---------- Records for the exercise ----------

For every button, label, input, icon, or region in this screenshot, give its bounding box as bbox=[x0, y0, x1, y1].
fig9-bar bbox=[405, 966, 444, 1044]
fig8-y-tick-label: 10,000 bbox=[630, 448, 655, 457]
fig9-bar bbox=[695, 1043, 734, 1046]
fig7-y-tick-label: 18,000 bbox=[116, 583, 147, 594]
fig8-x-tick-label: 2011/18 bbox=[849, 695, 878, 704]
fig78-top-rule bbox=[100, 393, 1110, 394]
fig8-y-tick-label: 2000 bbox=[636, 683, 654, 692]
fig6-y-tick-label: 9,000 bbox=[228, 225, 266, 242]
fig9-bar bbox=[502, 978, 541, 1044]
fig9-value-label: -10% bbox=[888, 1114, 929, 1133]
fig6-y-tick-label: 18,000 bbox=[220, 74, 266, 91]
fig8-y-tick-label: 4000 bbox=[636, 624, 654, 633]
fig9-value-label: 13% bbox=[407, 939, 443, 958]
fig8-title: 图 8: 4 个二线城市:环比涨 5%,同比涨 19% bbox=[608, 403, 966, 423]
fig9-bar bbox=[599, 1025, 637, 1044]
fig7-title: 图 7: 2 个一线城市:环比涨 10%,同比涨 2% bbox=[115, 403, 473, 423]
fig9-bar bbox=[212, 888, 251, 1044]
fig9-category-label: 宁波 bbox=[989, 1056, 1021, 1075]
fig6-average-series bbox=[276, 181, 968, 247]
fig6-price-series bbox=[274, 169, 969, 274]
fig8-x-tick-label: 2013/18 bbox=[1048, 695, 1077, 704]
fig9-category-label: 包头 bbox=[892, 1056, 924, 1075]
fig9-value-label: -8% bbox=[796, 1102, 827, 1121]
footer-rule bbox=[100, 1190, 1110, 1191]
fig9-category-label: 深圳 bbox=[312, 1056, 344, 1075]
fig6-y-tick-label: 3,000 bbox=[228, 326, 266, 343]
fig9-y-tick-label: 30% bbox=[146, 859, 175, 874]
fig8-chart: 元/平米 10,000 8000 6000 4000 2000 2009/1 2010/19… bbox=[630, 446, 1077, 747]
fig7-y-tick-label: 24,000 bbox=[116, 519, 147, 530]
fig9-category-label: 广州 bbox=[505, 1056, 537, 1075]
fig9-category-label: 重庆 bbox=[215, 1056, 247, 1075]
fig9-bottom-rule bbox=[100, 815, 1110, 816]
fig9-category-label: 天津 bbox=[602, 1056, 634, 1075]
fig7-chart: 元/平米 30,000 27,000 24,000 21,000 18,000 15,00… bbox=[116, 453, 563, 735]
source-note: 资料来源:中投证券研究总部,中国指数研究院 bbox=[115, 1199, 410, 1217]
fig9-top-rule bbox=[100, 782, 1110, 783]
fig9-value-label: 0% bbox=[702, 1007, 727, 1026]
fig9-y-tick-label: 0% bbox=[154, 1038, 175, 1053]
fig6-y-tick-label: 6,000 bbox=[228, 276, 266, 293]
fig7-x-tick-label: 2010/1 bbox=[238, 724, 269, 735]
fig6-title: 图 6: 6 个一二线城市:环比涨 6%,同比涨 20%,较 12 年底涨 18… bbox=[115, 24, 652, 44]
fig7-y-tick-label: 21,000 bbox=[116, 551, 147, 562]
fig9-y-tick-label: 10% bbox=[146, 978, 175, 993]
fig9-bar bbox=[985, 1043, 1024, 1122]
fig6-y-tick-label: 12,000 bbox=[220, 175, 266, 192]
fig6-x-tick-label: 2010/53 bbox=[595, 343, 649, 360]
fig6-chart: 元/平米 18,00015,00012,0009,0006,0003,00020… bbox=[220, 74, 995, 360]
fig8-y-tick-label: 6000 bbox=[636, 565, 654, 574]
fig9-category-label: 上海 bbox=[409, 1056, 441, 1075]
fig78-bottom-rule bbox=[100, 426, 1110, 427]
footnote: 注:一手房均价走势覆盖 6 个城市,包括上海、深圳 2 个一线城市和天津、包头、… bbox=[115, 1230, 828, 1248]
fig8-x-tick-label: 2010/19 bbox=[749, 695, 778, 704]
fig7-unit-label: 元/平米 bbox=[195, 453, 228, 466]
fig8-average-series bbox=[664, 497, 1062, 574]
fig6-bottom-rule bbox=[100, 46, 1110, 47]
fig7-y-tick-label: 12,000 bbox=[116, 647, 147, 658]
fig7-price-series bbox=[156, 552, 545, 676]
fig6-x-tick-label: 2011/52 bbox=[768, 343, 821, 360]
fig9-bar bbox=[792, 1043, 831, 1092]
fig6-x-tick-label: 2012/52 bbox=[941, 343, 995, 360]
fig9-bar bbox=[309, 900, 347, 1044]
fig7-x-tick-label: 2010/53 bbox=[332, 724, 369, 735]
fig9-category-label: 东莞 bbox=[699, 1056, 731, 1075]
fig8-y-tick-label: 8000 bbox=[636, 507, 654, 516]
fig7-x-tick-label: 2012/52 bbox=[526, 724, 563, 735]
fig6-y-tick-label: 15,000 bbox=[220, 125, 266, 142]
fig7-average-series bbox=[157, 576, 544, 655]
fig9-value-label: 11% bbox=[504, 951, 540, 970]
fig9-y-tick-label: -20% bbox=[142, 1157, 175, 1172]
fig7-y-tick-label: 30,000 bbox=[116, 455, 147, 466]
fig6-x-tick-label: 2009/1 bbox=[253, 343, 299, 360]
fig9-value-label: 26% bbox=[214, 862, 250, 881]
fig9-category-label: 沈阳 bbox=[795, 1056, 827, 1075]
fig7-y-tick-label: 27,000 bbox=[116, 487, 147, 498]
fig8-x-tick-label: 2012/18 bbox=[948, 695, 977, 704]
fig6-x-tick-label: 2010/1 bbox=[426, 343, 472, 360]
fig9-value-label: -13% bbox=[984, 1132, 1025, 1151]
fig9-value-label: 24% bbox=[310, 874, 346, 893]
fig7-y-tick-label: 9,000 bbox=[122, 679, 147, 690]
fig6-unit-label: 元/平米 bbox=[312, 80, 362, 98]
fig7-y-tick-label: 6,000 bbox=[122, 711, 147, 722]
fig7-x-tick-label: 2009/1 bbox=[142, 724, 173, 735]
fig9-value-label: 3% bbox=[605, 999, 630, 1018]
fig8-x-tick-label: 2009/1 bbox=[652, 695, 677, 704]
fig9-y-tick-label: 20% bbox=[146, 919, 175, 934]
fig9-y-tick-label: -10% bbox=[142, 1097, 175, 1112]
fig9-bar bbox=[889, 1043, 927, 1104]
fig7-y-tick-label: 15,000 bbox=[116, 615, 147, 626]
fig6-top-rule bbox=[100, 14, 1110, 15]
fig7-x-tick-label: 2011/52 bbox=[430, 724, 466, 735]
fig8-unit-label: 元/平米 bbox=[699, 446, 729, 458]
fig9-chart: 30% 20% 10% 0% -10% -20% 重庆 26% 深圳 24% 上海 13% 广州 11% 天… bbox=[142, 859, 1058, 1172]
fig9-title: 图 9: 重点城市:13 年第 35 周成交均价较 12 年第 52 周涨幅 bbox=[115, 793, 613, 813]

----------

== What you are asked to do ==
Pull out every line of the data above that contains the string "series", and copy each one in full.

== Answer for this exercise ==
fig6-average-series bbox=[276, 181, 968, 247]
fig6-price-series bbox=[274, 169, 969, 274]
fig8-average-series bbox=[664, 497, 1062, 574]
fig7-price-series bbox=[156, 552, 545, 676]
fig7-average-series bbox=[157, 576, 544, 655]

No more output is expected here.